Instructions for the task
Output the data exactly, with every line intact.

Entries taken from a collection
----------
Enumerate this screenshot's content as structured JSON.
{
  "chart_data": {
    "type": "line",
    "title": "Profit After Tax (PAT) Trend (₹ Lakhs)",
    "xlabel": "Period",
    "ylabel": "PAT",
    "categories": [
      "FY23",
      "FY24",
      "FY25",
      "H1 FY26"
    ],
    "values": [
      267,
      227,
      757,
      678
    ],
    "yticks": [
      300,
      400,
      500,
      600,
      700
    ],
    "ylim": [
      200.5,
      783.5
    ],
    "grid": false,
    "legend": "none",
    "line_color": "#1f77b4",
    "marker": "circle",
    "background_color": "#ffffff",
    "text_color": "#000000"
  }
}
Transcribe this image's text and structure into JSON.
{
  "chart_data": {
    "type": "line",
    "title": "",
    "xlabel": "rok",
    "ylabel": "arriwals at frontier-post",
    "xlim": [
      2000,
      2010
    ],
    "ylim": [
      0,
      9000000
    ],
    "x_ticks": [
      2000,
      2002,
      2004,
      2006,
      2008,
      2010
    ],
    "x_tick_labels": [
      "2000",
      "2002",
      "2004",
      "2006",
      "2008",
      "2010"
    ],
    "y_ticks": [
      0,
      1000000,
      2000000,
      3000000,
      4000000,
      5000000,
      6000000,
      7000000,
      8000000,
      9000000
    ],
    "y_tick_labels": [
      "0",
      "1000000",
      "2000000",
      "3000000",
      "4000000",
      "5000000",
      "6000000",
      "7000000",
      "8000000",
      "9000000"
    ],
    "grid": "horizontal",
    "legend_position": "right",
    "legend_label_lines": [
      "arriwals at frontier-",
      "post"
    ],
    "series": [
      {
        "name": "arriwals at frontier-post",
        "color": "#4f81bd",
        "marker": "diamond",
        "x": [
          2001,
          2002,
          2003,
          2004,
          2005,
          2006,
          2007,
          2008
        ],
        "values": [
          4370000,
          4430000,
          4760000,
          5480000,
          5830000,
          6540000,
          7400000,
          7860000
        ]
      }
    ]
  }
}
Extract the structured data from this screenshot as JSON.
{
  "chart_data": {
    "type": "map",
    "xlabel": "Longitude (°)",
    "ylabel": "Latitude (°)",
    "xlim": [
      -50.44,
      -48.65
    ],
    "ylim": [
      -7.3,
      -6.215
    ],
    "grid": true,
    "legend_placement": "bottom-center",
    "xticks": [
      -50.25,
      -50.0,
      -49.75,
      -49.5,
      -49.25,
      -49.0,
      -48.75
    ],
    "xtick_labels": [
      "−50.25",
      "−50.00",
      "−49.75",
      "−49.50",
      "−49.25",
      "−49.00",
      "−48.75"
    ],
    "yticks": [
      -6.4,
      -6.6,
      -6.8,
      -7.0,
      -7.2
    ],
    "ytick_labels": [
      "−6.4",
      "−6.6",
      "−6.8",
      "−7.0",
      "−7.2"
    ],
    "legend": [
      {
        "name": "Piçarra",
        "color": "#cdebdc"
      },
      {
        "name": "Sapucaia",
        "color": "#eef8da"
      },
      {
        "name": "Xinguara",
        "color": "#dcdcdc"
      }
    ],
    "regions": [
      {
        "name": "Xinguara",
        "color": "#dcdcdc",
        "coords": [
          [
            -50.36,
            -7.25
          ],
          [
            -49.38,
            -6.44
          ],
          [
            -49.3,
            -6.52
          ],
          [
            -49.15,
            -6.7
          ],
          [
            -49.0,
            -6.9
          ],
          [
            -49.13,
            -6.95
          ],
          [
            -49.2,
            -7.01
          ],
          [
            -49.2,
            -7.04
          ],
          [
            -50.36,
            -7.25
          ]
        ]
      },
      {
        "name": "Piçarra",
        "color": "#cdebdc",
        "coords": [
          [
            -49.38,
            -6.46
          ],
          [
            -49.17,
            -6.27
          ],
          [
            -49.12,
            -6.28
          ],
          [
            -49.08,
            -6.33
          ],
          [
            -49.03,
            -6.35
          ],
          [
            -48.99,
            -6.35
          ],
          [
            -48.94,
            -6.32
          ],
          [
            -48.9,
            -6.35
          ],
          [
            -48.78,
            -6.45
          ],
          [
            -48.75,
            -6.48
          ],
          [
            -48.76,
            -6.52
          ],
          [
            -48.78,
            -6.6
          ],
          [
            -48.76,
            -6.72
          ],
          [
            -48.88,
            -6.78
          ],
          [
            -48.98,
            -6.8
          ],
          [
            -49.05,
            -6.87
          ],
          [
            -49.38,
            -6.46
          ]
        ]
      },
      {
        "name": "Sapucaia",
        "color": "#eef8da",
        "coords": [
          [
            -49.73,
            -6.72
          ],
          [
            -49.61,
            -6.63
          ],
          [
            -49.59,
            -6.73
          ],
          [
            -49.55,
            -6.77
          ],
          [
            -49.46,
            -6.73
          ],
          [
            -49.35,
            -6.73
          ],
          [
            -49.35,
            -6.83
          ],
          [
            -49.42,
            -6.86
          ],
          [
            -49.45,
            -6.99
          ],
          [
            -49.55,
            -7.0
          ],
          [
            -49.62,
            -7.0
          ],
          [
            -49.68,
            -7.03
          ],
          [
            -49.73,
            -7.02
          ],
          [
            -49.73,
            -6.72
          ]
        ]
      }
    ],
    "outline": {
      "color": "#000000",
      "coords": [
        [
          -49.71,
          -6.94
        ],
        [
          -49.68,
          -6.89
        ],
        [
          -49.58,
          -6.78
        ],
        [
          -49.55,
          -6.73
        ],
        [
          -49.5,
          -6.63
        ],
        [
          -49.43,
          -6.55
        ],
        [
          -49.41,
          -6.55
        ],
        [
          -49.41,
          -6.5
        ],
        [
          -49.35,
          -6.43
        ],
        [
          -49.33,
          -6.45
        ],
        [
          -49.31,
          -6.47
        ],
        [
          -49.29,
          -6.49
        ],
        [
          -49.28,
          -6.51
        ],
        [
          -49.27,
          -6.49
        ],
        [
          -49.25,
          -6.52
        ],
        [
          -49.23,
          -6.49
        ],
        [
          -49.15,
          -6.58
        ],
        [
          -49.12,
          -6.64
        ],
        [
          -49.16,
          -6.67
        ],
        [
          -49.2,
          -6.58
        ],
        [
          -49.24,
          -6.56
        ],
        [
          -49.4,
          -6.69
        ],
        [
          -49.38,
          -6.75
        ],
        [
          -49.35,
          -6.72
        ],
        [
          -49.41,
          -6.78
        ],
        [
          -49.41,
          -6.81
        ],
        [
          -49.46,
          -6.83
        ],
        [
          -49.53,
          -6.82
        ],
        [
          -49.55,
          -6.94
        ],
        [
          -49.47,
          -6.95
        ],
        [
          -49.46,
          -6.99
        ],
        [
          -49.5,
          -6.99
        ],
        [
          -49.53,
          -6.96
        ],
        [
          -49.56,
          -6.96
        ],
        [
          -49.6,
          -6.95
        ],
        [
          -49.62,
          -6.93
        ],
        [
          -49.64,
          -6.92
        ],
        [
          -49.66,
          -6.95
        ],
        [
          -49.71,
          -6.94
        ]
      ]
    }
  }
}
----------
Completed exercise
Enumerate this screenshot's content as structured JSON.
{
  "chart_data": {
    "type": "line",
    "title": "Profit After Tax (PAT) Trend (₹ Lakhs)",
    "xlabel": "Period",
    "ylabel": "PAT",
    "categories": [
      "FY23",
      "FY24",
      "FY25",
      "H1 FY26"
    ],
    "values": [
      267,
      227,
      757,
      678
    ],
    "yticks": [
      300,
      400,
      500,
      600,
      700
    ],
    "ylim": [
      200.5,
      783.5
    ],
    "grid": false,
    "legend": "none",
    "line_color": "#1f77b4",
    "marker": "circle",
    "background_color": "#ffffff",
    "text_color": "#000000"
  }
}
Transcribe this image's text and structure into JSON.
{
  "chart_data": {
    "type": "line",
    "title": "",
    "xlabel": "rok",
    "ylabel": "arriwals at frontier-post",
    "xlim": [
      2000,
      2010
    ],
    "ylim": [
      0,
      9000000
    ],
    "x_ticks": [
      2000,
      2002,
      2004,
      2006,
      2008,
      2010
    ],
    "x_tick_labels": [
      "2000",
      "2002",
      "2004",
      "2006",
      "2008",
      "2010"
    ],
    "y_ticks": [
      0,
      1000000,
      2000000,
      3000000,
      4000000,
      5000000,
      6000000,
      7000000,
      8000000,
      9000000
    ],
    "y_tick_labels": [
      "0",
      "1000000",
      "2000000",
      "3000000",
      "4000000",
      "5000000",
      "6000000",
      "7000000",
      "8000000",
      "9000000"
    ],
    "grid": "horizontal",
    "legend_position": "right",
    "legend_label_lines": [
      "arriwals at frontier-",
      "post"
    ],
    "series": [
      {
        "name": "arriwals at frontier-post",
        "color": "#4f81bd",
        "marker": "diamond",
        "x": [
          2001,
          2002,
          2003,
          2004,
          2005,
          2006,
          2007,
          2008
        ],
        "values": [
          4370000,
          4430000,
          4760000,
          5480000,
          5830000,
          6540000,
          7400000,
          7860000
        ]
      }
    ]
  }
}
Extract the structured data from this screenshot as JSON.
{
  "chart_data": {
    "type": "map",
    "xlabel": "Longitude (°)",
    "ylabel": "Latitude (°)",
    "xlim": [
      -50.44,
      -48.65
    ],
    "ylim": [
      -7.3,
      -6.215
    ],
    "grid": true,
    "legend_placement": "bottom-center",
    "xticks": [
      -50.25,
      -50.0,
      -49.75,
      -49.5,
      -49.25,
      -49.0,
      -48.75
    ],
    "xtick_labels": [
      "−50.25",
      "−50.00",
      "−49.75",
      "−49.50",
      "−49.25",
      "−49.00",
      "−48.75"
    ],
    "yticks": [
      -6.4,
      -6.6,
      -6.8,
      -7.0,
      -7.2
    ],
    "ytick_labels": [
      "−6.4",
      "−6.6",
      "−6.8",
      "−7.0",
      "−7.2"
    ],
    "legend": [
      {
        "name": "Piçarra",
        "color": "#cdebdc"
      },
      {
        "name": "Sapucaia",
        "color": "#eef8da"
      },
      {
        "name": "Xinguara",
        "color": "#dcdcdc"
      }
    ],
    "regions": [
      {
        "name": "Xinguara",
        "color": "#dcdcdc",
        "coords": [
          [
            -50.36,
            -7.25
          ],
          [
            -49.38,
            -6.44
          ],
          [
            -49.3,
            -6.52
          ],
          [
            -49.15,
            -6.7
          ],
          [
            -49.0,
            -6.9
          ],
          [
            -49.13,
            -6.95
          ],
          [
            -49.2,
            -7.01
          ],
          [
            -49.2,
            -7.04
          ],
          [
            -50.36,
            -7.25
          ]
        ]
      },
      {
        "name": "Piçarra",
        "color": "#cdebdc",
        "coords": [
          [
            -49.38,
            -6.46
          ],
          [
            -49.17,
            -6.27
          ],
          [
            -49.12,
            -6.28
          ],
          [
            -49.08,
            -6.33
          ],
          [
            -49.03,
            -6.35
          ],
          [
            -48.99,
            -6.35
          ],
          [
            -48.94,
            -6.32
          ],
          [
            -48.9,
            -6.35
          ],
          [
            -48.78,
            -6.45
          ],
          [
            -48.75,
            -6.48
          ],
          [
            -48.76,
            -6.52
          ],
          [
            -48.78,
            -6.6
          ],
          [
            -48.76,
            -6.72
          ],
          [
            -48.88,
            -6.78
          ],
          [
            -48.98,
            -6.8
          ],
          [
            -49.05,
            -6.87
          ],
          [
            -49.38,
            -6.46
          ]
        ]
      },
      {
        "name": "Sapucaia",
        "color": "#eef8da",
        "coords": [
          [
            -49.73,
            -6.72
          ],
          [
            -49.61,
            -6.63
          ],
          [
            -49.59,
            -6.73
          ],
          [
            -49.55,
            -6.77
          ],
          [
            -49.46,
            -6.73
          ],
          [
            -49.35,
            -6.73
          ],
          [
            -49.35,
            -6.83
          ],
          [
            -49.42,
            -6.86
          ],
          [
            -49.45,
            -6.99
          ],
          [
            -49.55,
            -7.0
          ],
          [
            -49.62,
            -7.0
          ],
          [
            -49.68,
            -7.03
          ],
          [
            -49.73,
            -7.02
          ],
          [
            -49.73,
            -6.72
          ]
        ]
      }
    ],
    "outline": {
      "color": "#000000",
      "coords": [
        [
          -49.71,
          -6.94
        ],
        [
          -49.68,
          -6.89
        ],
        [
          -49.58,
          -6.78
        ],
        [
          -49.55,
          -6.73
        ],
        [
          -49.5,
          -6.63
        ],
        [
          -49.43,
          -6.55
        ],
        [
          -49.41,
          -6.55
        ],
        [
          -49.41,
          -6.5
        ],
        [
          -49.35,
          -6.43
        ],
        [
          -49.33,
          -6.45
        ],
        [
          -49.31,
          -6.47
        ],
        [
          -49.29,
          -6.49
        ],
        [
          -49.28,
          -6.51
        ],
        [
          -49.27,
          -6.49
        ],
        [
          -49.25,
          -6.52
        ],
        [
          -49.23,
          -6.49
        ],
        [
          -49.15,
          -6.58
        ],
        [
          -49.12,
          -6.64
        ],
        [
          -49.16,
          -6.67
        ],
        [
          -49.2,
          -6.58
        ],
        [
          -49.24,
          -6.56
        ],
        [
          -49.4,
          -6.69
        ],
        [
          -49.38,
          -6.75
        ],
        [
          -49.35,
          -6.72
        ],
        [
          -49.41,
          -6.78
        ],
        [
          -49.41,
          -6.81
        ],
        [
          -49.46,
          -6.83
        ],
        [
          -49.53,
          -6.82
        ],
        [
          -49.55,
          -6.94
        ],
        [
          -49.47,
          -6.95
        ],
        [
          -49.46,
          -6.99
        ],
        [
          -49.5,
          -6.99
        ],
        [
          -49.53,
          -6.96
        ],
        [
          -49.56,
          -6.96
        ],
        [
          -49.6,
          -6.95
        ],
        [
          -49.62,
          -6.93
        ],
        [
          -49.64,
          -6.92
        ],
        [
          -49.66,
          -6.95
        ],
        [
          -49.71,
          -6.94
        ]
      ]
    }
  }
}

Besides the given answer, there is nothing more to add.